CHALLENGE: An exact copy of the records is required, minus the pictures they hold.

RECORDS FOR PROCESSING:
## begin
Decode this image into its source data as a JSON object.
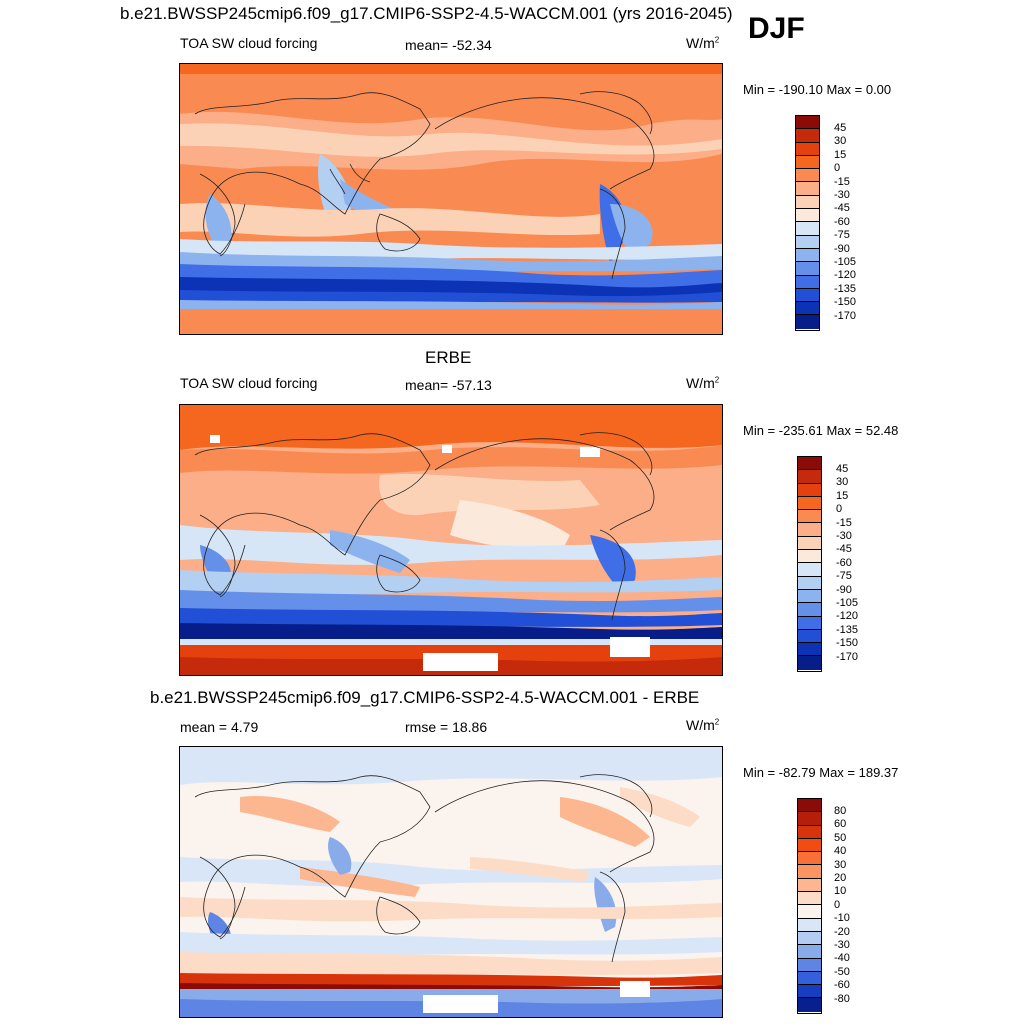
{
  "header": {
    "main_title": "b.e21.BWSSP245cmip6.f09_g17.CMIP6-SSP2-4.5-WACCM.001 (yrs 2016-2045)",
    "season": "DJF"
  },
  "panels": [
    {
      "title": "",
      "left_label": "TOA SW cloud forcing",
      "center_label": "mean= -52.34",
      "units": "W/m",
      "units_sup": "2",
      "minmax": "Min = -190.10 Max =   0.00",
      "colorbar": {
        "labels": [
          "45",
          "30",
          "15",
          "0",
          "-15",
          "-30",
          "-45",
          "-60",
          "-75",
          "-90",
          "-105",
          "-120",
          "-135",
          "-150",
          "-170"
        ],
        "colors": [
          "#8b0c06",
          "#c52a0a",
          "#e5410e",
          "#f5661f",
          "#f98a52",
          "#fbae87",
          "#fcd2b6",
          "#fbeadb",
          "#d6e6f7",
          "#b3cff2",
          "#8cb3ee",
          "#6590ea",
          "#3f6ee6",
          "#2150d6",
          "#0c33b5",
          "#071e8a"
        ]
      }
    },
    {
      "title": "ERBE",
      "left_label": "TOA SW cloud forcing",
      "center_label": "mean= -57.13",
      "units": "W/m",
      "units_sup": "2",
      "minmax": "Min = -235.61 Max =  52.48",
      "colorbar": {
        "labels": [
          "45",
          "30",
          "15",
          "0",
          "-15",
          "-30",
          "-45",
          "-60",
          "-75",
          "-90",
          "-105",
          "-120",
          "-135",
          "-150",
          "-170"
        ],
        "colors": [
          "#8b0c06",
          "#c52a0a",
          "#e5410e",
          "#f5661f",
          "#f98a52",
          "#fbae87",
          "#fcd2b6",
          "#fbeadb",
          "#d6e6f7",
          "#b3cff2",
          "#8cb3ee",
          "#6590ea",
          "#3f6ee6",
          "#2150d6",
          "#0c33b5",
          "#071e8a"
        ]
      }
    },
    {
      "title": "b.e21.BWSSP245cmip6.f09_g17.CMIP6-SSP2-4.5-WACCM.001 - ERBE",
      "left_label": "mean =   4.79",
      "center_label": "rmse =  18.86",
      "units": "W/m",
      "units_sup": "2",
      "minmax": "Min = -82.79 Max = 189.37",
      "colorbar": {
        "labels": [
          "80",
          "60",
          "50",
          "40",
          "30",
          "20",
          "10",
          "0",
          "-10",
          "-20",
          "-30",
          "-40",
          "-50",
          "-60",
          "-80"
        ],
        "colors": [
          "#8b0c06",
          "#b51e08",
          "#d8340b",
          "#ef4d12",
          "#f87037",
          "#fa9463",
          "#fcb690",
          "#fcdcc6",
          "#fbf3ee",
          "#d9e6f8",
          "#b3cdf2",
          "#8aabea",
          "#5f85e4",
          "#3460dc",
          "#173dc0",
          "#08208e"
        ]
      }
    }
  ]
}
## end
WORKED ANSWER:
Decode this image into its source data as a JSON object.
{
  "header": {
    "main_title": "b.e21.BWSSP245cmip6.f09_g17.CMIP6-SSP2-4.5-WACCM.001 (yrs 2016-2045)",
    "season": "DJF"
  },
  "panels": [
    {
      "title": "",
      "left_label": "TOA SW cloud forcing",
      "center_label": "mean= -52.34",
      "units": "W/m",
      "units_sup": "2",
      "minmax": "Min = -190.10 Max =   0.00",
      "colorbar": {
        "labels": [
          "45",
          "30",
          "15",
          "0",
          "-15",
          "-30",
          "-45",
          "-60",
          "-75",
          "-90",
          "-105",
          "-120",
          "-135",
          "-150",
          "-170"
        ],
        "colors": [
          "#8b0c06",
          "#c52a0a",
          "#e5410e",
          "#f5661f",
          "#f98a52",
          "#fbae87",
          "#fcd2b6",
          "#fbeadb",
          "#d6e6f7",
          "#b3cff2",
          "#8cb3ee",
          "#6590ea",
          "#3f6ee6",
          "#2150d6",
          "#0c33b5",
          "#071e8a"
        ]
      }
    },
    {
      "title": "ERBE",
      "left_label": "TOA SW cloud forcing",
      "center_label": "mean= -57.13",
      "units": "W/m",
      "units_sup": "2",
      "minmax": "Min = -235.61 Max =  52.48",
      "colorbar": {
        "labels": [
          "45",
          "30",
          "15",
          "0",
          "-15",
          "-30",
          "-45",
          "-60",
          "-75",
          "-90",
          "-105",
          "-120",
          "-135",
          "-150",
          "-170"
        ],
        "colors": [
          "#8b0c06",
          "#c52a0a",
          "#e5410e",
          "#f5661f",
          "#f98a52",
          "#fbae87",
          "#fcd2b6",
          "#fbeadb",
          "#d6e6f7",
          "#b3cff2",
          "#8cb3ee",
          "#6590ea",
          "#3f6ee6",
          "#2150d6",
          "#0c33b5",
          "#071e8a"
        ]
      }
    },
    {
      "title": "b.e21.BWSSP245cmip6.f09_g17.CMIP6-SSP2-4.5-WACCM.001 - ERBE",
      "left_label": "mean =   4.79",
      "center_label": "rmse =  18.86",
      "units": "W/m",
      "units_sup": "2",
      "minmax": "Min = -82.79 Max = 189.37",
      "colorbar": {
        "labels": [
          "80",
          "60",
          "50",
          "40",
          "30",
          "20",
          "10",
          "0",
          "-10",
          "-20",
          "-30",
          "-40",
          "-50",
          "-60",
          "-80"
        ],
        "colors": [
          "#8b0c06",
          "#b51e08",
          "#d8340b",
          "#ef4d12",
          "#f87037",
          "#fa9463",
          "#fcb690",
          "#fcdcc6",
          "#fbf3ee",
          "#d9e6f8",
          "#b3cdf2",
          "#8aabea",
          "#5f85e4",
          "#3460dc",
          "#173dc0",
          "#08208e"
        ]
      }
    }
  ]
}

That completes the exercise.